AIM | Check every line below for the word "view" and copy each one that has it.

:: EXTRACTED ENTRIES ::

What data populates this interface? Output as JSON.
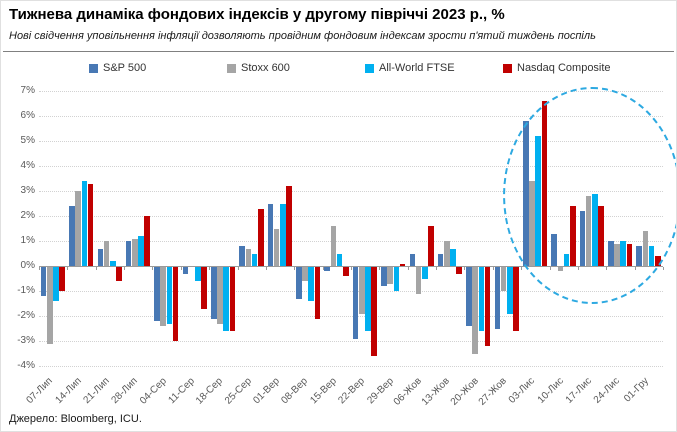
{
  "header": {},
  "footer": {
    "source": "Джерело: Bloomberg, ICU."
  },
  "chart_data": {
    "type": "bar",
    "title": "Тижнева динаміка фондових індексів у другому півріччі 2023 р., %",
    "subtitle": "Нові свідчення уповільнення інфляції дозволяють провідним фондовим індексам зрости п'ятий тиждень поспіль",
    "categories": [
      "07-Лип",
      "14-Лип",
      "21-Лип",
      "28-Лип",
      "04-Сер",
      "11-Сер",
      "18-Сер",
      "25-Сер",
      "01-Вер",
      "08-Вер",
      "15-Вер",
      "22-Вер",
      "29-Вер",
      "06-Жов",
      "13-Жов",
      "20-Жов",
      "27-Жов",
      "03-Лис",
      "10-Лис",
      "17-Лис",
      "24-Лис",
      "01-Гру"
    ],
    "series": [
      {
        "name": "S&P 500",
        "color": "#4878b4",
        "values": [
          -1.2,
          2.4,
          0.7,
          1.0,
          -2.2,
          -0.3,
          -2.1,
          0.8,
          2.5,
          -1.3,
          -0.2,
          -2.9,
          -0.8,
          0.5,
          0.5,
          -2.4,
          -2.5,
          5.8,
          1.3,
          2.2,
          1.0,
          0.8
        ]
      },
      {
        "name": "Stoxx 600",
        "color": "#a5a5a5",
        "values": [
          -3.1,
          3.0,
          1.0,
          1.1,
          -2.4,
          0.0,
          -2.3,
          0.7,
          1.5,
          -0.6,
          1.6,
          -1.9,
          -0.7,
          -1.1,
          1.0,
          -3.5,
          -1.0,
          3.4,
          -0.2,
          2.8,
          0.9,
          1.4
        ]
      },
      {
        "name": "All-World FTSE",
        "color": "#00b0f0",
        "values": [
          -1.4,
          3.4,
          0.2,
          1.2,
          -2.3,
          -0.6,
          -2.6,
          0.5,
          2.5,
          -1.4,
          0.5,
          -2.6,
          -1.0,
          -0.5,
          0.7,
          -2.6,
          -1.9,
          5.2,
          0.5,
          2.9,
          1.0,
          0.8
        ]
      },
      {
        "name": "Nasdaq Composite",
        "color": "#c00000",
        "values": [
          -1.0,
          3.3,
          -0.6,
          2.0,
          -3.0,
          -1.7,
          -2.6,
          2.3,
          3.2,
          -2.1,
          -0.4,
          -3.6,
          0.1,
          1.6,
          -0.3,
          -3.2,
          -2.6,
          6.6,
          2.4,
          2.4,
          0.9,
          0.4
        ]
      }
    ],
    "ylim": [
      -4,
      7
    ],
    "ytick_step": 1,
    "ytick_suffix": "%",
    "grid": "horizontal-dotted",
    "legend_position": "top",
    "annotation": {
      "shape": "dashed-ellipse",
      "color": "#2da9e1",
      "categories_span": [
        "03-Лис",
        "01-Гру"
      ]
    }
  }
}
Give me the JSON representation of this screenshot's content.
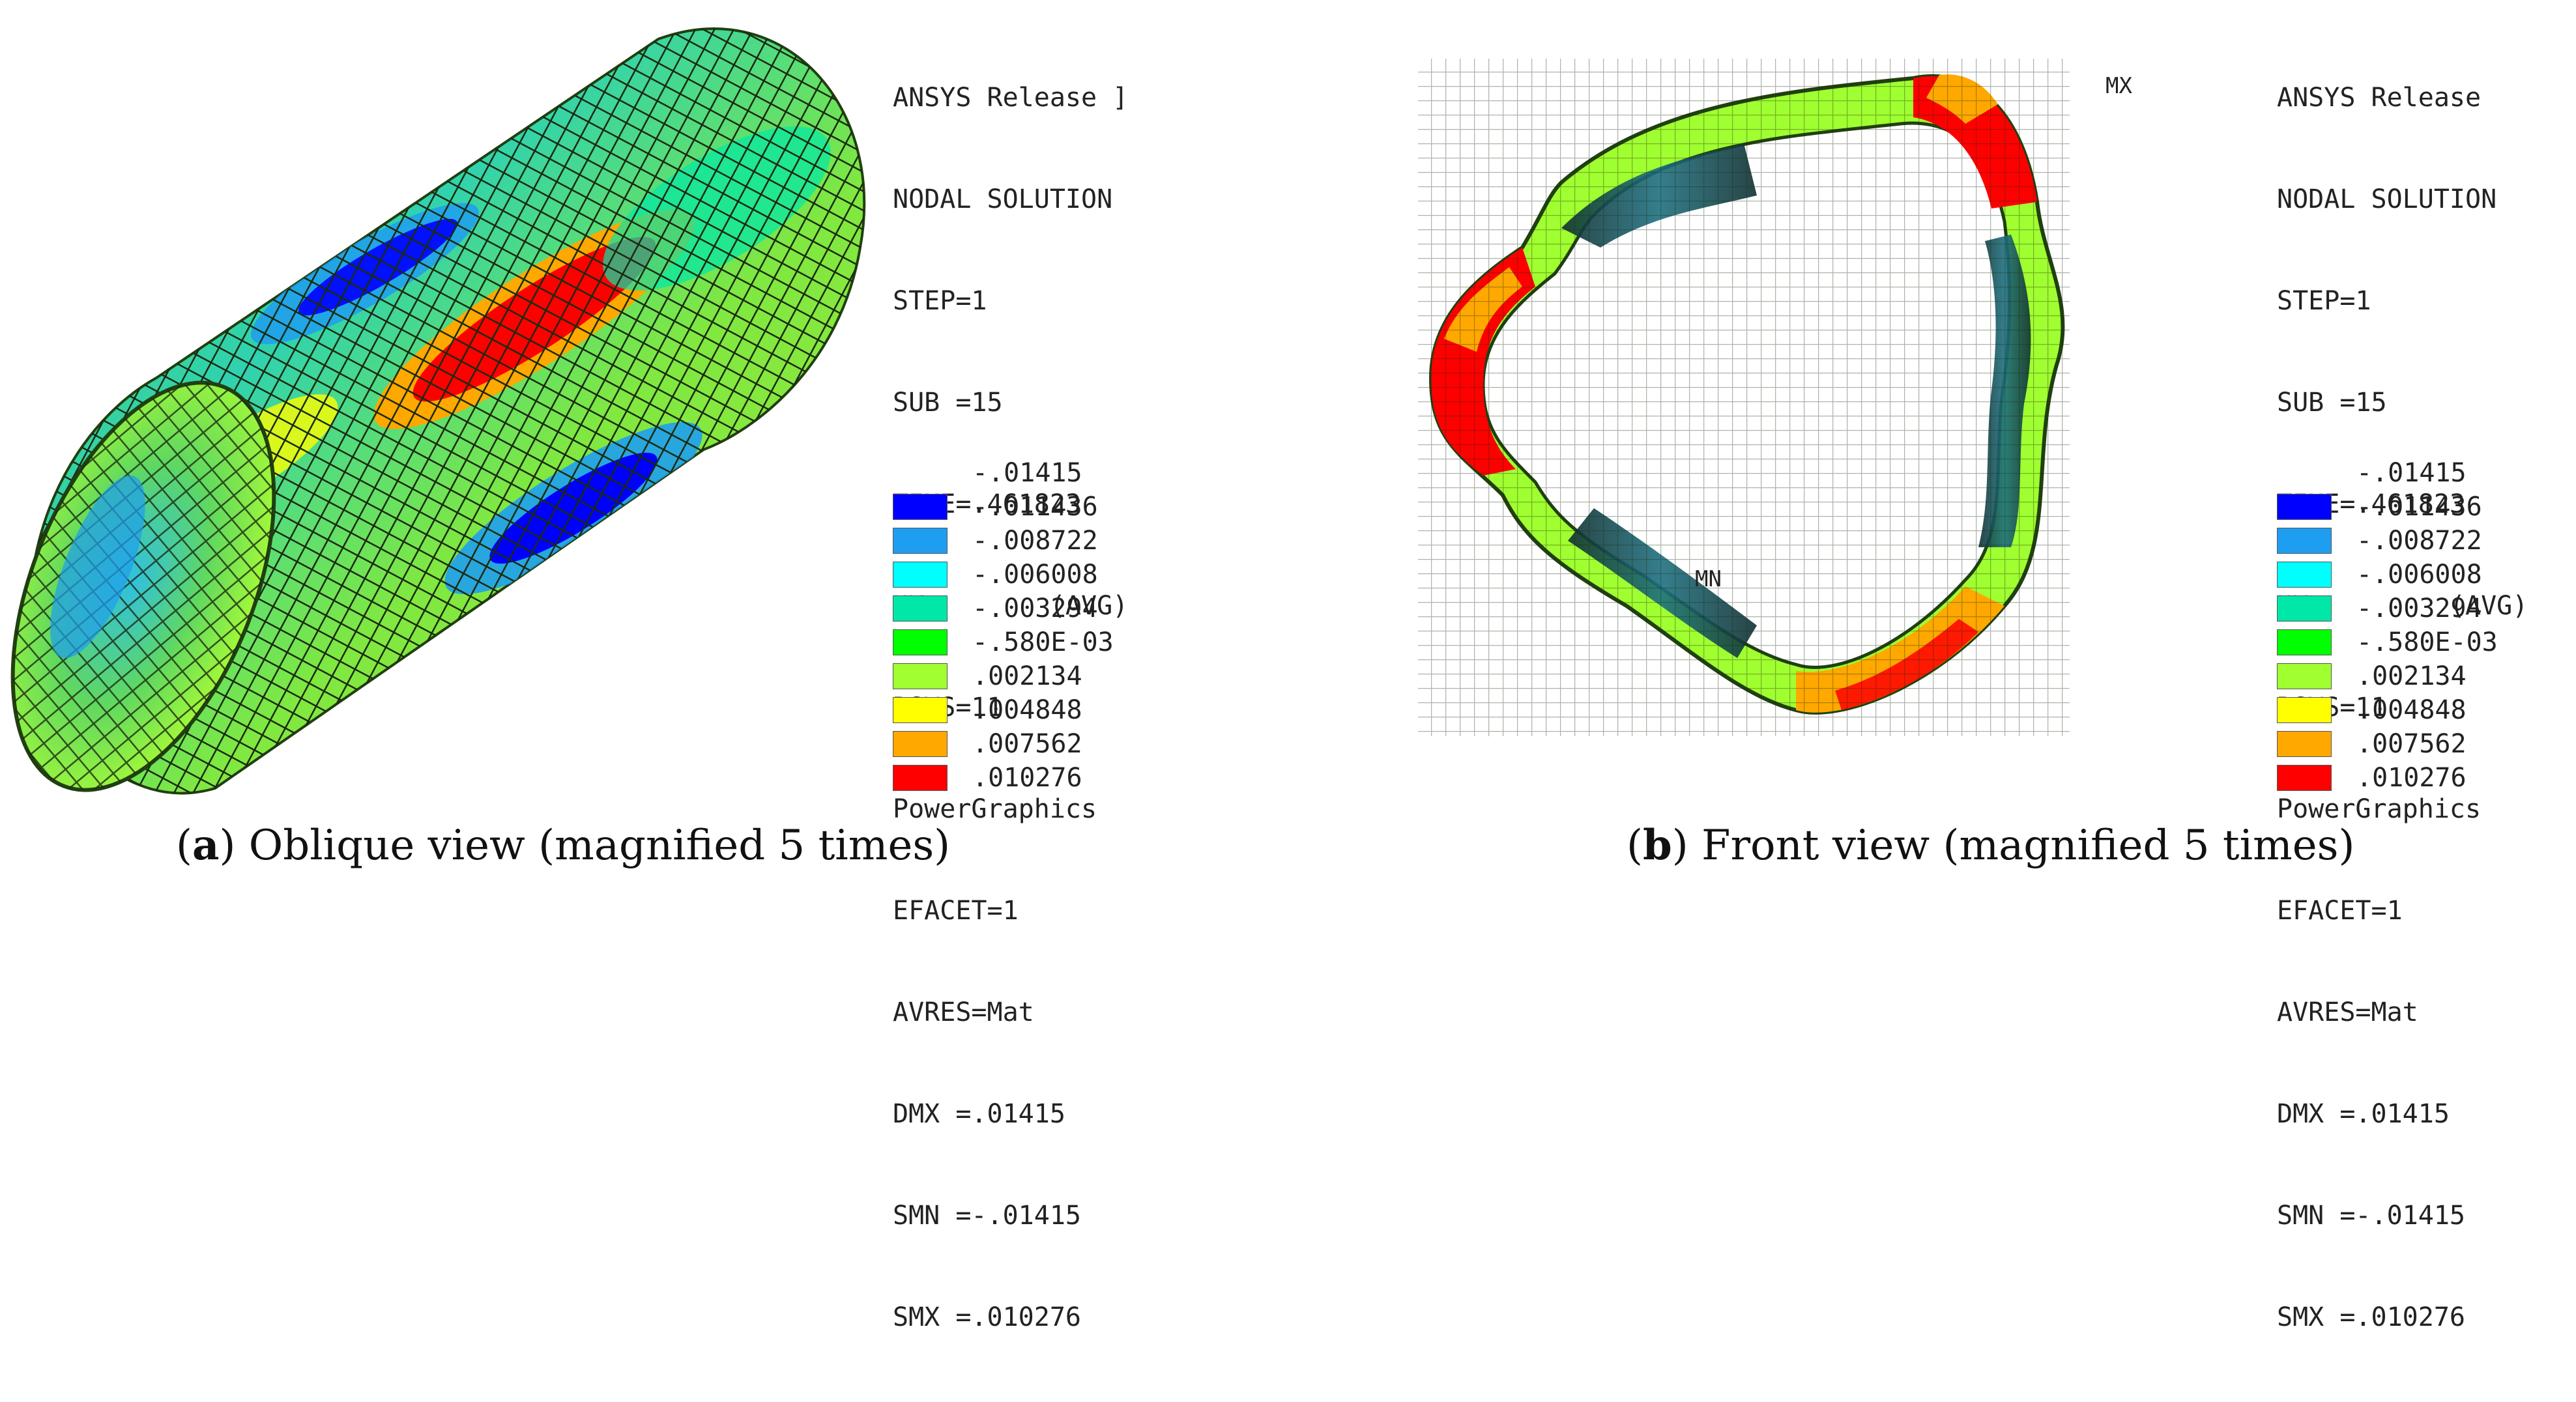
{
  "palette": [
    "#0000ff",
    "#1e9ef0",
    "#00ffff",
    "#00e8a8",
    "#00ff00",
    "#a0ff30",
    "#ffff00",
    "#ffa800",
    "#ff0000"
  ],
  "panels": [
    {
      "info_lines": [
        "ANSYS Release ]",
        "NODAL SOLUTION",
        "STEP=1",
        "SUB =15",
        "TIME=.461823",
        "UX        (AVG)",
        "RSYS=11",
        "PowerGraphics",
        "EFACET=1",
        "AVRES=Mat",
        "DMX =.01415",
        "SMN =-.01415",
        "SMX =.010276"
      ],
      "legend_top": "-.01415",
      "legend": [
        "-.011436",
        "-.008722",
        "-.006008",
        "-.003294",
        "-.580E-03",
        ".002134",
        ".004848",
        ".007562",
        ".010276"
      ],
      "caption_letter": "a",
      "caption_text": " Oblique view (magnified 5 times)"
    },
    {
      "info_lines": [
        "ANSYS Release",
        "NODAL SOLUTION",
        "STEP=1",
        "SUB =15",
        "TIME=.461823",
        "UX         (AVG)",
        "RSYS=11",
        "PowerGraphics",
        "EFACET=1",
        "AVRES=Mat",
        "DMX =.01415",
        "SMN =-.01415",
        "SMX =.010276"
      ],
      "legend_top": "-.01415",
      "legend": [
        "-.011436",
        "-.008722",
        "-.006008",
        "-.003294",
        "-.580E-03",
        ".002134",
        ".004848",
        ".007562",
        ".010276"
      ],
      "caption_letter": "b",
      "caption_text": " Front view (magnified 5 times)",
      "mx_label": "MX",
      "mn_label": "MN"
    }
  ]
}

:::
:: EXTRACTED ENTRIES ::

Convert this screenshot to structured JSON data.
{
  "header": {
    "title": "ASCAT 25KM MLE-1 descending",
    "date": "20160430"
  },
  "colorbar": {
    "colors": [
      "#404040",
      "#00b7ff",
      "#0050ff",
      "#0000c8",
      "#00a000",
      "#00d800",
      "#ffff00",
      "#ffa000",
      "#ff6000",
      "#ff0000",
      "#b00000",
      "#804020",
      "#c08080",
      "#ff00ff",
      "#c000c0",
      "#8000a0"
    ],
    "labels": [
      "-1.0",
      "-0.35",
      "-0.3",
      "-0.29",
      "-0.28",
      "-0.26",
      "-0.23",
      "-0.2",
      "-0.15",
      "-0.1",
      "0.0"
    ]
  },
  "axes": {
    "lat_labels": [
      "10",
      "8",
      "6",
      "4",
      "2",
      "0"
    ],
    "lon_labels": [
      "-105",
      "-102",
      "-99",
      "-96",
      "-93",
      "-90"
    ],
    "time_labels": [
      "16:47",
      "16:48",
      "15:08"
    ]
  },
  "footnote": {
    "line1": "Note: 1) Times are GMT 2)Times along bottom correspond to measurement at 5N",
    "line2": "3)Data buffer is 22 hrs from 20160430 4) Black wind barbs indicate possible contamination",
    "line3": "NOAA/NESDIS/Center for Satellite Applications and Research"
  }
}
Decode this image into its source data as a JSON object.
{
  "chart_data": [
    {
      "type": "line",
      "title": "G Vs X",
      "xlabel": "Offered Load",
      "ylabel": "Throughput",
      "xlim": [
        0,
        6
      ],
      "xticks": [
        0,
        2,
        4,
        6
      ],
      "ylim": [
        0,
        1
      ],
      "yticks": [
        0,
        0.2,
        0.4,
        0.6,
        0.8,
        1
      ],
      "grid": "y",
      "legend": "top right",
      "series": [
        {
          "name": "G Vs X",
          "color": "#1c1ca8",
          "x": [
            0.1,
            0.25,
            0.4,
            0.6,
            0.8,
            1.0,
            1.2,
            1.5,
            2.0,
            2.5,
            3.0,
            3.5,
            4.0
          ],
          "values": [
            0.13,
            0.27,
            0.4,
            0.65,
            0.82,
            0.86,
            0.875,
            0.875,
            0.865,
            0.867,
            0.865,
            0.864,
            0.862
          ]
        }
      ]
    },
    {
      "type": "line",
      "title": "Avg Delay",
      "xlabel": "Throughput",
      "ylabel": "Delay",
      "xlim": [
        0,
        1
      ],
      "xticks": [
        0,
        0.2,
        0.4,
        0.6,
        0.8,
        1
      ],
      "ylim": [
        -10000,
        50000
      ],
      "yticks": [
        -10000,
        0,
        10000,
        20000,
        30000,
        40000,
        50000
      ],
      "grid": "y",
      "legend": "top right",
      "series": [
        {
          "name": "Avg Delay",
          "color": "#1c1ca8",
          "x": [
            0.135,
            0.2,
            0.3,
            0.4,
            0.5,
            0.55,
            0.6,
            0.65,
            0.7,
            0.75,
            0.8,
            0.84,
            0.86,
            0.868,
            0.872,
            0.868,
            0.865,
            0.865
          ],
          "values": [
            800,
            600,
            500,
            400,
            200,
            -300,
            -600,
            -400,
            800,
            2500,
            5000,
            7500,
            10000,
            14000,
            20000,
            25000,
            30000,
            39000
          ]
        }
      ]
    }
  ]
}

:::

EXERCISE ANSWER |
      "caption_text": " Oblique view (magnified 5 times)"
      "caption_text": " Front view (magnified 5 times)",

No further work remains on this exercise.